Given exercise: Would you retype all of these records exactly?

Rows:

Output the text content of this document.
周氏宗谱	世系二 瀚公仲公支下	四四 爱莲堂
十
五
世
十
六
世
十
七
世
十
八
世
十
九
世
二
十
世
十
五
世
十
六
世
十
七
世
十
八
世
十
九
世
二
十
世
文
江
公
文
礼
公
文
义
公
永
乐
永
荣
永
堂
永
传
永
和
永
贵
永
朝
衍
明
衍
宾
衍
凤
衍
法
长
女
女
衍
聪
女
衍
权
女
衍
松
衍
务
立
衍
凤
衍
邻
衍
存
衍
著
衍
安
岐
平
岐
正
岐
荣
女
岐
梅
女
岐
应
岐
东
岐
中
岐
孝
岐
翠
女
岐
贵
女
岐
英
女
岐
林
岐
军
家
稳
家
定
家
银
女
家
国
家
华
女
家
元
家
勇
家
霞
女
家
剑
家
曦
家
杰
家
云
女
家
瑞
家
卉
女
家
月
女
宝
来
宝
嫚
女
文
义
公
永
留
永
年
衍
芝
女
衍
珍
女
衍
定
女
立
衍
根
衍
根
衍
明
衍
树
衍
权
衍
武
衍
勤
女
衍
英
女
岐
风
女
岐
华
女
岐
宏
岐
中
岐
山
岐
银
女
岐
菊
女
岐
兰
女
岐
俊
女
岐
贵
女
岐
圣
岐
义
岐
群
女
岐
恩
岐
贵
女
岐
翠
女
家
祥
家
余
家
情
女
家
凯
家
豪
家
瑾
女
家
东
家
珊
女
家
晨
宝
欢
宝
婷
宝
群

Response for this exercise:
Output the text content of this document.
周氏宗谱	世系二 瀚公仲公支下	四四 爱莲堂
十
五
世
十
六
世
十
七
世
十
八
世
十
九
世
二
十
世
十
五
世
十
六
世
十
七
世
十
八
世
十
九
世
二
十
世
文
江
公
文
礼
公
文
义
公
永
乐
永
荣
永
堂
永
传
永
和
永
贵
永
朝
衍
明
衍
宾
衍
凤
衍
法
长
女
女
衍
聪
女
衍
权
女
衍
松
衍
务
立
衍
凤
衍
邻
衍
存
衍
著
衍
安
岐
平
岐
正
岐
荣
女
岐
梅
女
岐
应
岐
东
岐
中
岐
孝
岐
翠
女
岐
贵
女
岐
英
女
岐
林
岐
军
家
稳
家
定
家
银
女
家
国
家
华
女
家
元
家
勇
家
霞
女
家
剑
家
曦
家
杰
家
云
女
家
瑞
家
卉
女
家
月
女
宝
来
宝
嫚
女
文
义
公
永
留
永
年
衍
芝
女
衍
珍
女
衍
定
女
立
衍
根
衍
根
衍
明
衍
树
衍
权
衍
武
衍
勤
女
衍
英
女
岐
风
女
岐
华
女
岐
宏
岐
中
岐
山
岐
银
女
岐
菊
女
岐
兰
女
岐
俊
女
岐
贵
女
岐
圣
岐
义
岐
群
女
岐
恩
岐
贵
女
岐
翠
女
家
祥
家
余
家
情
女
家
凯
家
豪
家
瑾
女
家
东
家
珊
女
家
晨
宝
欢
宝
婷
宝
群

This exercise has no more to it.